■ THE REQUEST:
Among the lines below, how many carry the string "číslo"? Reply with a number and nothing else.

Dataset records

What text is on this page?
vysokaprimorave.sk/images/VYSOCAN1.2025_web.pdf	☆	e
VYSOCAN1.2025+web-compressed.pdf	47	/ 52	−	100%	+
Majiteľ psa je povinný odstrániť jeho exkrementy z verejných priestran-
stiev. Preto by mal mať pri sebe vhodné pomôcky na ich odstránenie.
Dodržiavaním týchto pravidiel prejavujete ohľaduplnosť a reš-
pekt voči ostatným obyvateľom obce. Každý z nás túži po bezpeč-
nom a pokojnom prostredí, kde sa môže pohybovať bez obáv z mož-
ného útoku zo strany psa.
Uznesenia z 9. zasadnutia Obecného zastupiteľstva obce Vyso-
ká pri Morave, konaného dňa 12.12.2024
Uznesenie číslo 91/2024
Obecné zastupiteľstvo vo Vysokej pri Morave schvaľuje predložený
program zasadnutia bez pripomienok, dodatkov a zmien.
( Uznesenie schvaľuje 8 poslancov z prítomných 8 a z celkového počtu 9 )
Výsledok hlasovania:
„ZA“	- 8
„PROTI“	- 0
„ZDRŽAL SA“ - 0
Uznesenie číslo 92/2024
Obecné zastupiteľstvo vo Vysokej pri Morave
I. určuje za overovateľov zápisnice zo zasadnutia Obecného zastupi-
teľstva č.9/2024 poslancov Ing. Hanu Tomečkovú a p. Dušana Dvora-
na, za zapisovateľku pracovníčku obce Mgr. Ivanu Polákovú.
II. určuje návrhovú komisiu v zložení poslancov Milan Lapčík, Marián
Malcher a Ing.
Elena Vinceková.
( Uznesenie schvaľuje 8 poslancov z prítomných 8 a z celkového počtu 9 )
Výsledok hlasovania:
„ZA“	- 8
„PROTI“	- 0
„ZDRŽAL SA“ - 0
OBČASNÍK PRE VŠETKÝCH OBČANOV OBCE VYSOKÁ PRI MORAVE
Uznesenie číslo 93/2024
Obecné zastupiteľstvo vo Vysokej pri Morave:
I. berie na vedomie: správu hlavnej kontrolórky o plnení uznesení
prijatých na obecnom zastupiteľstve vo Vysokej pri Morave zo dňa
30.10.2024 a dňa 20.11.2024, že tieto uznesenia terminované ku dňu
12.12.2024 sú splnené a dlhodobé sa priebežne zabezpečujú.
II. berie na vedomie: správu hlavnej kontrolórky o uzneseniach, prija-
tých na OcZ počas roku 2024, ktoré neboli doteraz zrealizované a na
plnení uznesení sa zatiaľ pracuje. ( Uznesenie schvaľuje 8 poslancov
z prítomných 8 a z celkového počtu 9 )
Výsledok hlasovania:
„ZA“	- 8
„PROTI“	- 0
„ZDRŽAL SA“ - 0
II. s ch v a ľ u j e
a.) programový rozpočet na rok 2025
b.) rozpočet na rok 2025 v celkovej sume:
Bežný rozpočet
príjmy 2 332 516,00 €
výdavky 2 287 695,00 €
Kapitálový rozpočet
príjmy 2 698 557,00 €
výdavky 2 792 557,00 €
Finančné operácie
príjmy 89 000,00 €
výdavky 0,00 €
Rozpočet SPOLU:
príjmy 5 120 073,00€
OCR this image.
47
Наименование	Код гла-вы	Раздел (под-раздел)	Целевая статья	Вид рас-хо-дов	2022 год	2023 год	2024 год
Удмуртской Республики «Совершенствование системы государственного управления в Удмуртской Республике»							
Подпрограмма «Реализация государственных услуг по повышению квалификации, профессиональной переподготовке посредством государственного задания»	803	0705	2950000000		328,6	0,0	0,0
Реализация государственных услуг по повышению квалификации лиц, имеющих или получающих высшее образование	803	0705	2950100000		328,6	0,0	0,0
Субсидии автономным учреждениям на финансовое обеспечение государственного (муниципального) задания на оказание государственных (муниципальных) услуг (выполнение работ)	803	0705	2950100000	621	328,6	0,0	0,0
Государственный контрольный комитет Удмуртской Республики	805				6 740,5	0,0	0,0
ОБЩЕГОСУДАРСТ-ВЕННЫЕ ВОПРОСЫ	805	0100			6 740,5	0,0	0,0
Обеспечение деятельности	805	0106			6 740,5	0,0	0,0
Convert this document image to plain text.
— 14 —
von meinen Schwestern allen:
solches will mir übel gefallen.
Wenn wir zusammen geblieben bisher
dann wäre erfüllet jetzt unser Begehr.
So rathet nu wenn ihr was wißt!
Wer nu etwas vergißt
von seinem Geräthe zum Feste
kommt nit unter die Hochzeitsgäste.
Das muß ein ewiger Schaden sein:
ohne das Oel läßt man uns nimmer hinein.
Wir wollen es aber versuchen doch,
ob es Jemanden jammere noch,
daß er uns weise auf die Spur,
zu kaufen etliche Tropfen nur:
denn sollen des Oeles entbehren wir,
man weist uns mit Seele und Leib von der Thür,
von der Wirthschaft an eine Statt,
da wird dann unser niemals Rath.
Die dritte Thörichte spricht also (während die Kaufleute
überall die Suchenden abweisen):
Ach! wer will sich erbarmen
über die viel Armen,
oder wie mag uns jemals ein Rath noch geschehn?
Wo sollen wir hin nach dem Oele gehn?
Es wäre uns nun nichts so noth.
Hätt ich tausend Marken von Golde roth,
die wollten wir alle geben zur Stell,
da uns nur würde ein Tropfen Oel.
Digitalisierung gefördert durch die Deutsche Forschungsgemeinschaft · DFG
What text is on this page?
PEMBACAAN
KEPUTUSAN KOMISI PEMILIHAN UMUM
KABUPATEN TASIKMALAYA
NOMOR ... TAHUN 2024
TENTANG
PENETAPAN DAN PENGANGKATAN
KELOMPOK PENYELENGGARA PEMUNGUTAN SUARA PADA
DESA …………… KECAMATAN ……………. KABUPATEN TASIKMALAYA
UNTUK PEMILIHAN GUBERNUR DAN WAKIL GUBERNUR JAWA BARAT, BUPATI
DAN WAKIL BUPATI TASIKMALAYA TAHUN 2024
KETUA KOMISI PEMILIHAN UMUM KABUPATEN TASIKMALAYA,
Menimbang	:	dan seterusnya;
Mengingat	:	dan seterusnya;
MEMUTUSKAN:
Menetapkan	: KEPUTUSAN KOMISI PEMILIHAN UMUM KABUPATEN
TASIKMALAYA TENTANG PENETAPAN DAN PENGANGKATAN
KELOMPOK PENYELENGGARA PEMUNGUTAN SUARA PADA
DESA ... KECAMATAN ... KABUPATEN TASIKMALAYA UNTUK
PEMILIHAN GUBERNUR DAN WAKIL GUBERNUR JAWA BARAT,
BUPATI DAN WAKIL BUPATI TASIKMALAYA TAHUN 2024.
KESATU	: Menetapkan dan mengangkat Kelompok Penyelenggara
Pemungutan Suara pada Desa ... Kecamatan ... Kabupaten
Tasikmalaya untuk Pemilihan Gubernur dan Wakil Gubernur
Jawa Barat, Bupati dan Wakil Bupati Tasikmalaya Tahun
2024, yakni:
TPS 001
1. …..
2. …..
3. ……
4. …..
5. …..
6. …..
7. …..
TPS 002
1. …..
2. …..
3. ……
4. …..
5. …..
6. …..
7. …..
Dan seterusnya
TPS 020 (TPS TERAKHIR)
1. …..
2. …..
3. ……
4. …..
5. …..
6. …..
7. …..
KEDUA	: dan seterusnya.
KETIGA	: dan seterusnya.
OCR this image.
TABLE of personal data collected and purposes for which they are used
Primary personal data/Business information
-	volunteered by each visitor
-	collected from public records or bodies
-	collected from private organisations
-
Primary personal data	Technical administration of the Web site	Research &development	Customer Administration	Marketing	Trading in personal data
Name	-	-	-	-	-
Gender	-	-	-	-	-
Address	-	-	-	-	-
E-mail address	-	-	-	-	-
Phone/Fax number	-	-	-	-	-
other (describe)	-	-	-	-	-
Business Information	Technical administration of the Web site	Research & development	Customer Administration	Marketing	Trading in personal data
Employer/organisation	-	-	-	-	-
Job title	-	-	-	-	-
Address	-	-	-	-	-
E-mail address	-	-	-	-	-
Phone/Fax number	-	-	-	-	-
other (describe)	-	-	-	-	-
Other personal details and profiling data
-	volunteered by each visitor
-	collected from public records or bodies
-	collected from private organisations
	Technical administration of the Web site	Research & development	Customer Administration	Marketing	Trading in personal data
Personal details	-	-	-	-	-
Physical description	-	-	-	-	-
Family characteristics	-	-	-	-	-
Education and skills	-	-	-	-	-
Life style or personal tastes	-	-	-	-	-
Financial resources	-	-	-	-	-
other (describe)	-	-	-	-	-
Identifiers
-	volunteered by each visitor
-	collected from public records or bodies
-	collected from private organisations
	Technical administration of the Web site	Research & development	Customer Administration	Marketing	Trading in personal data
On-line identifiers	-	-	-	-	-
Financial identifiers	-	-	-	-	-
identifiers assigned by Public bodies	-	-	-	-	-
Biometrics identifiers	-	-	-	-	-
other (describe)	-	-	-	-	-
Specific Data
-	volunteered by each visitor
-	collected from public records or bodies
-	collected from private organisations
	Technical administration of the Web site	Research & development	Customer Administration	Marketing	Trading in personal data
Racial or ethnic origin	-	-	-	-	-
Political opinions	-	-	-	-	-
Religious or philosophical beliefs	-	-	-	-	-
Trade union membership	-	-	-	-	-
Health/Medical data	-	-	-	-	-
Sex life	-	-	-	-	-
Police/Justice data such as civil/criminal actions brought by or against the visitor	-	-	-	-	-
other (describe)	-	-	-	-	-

■ THE SOLUTION:
3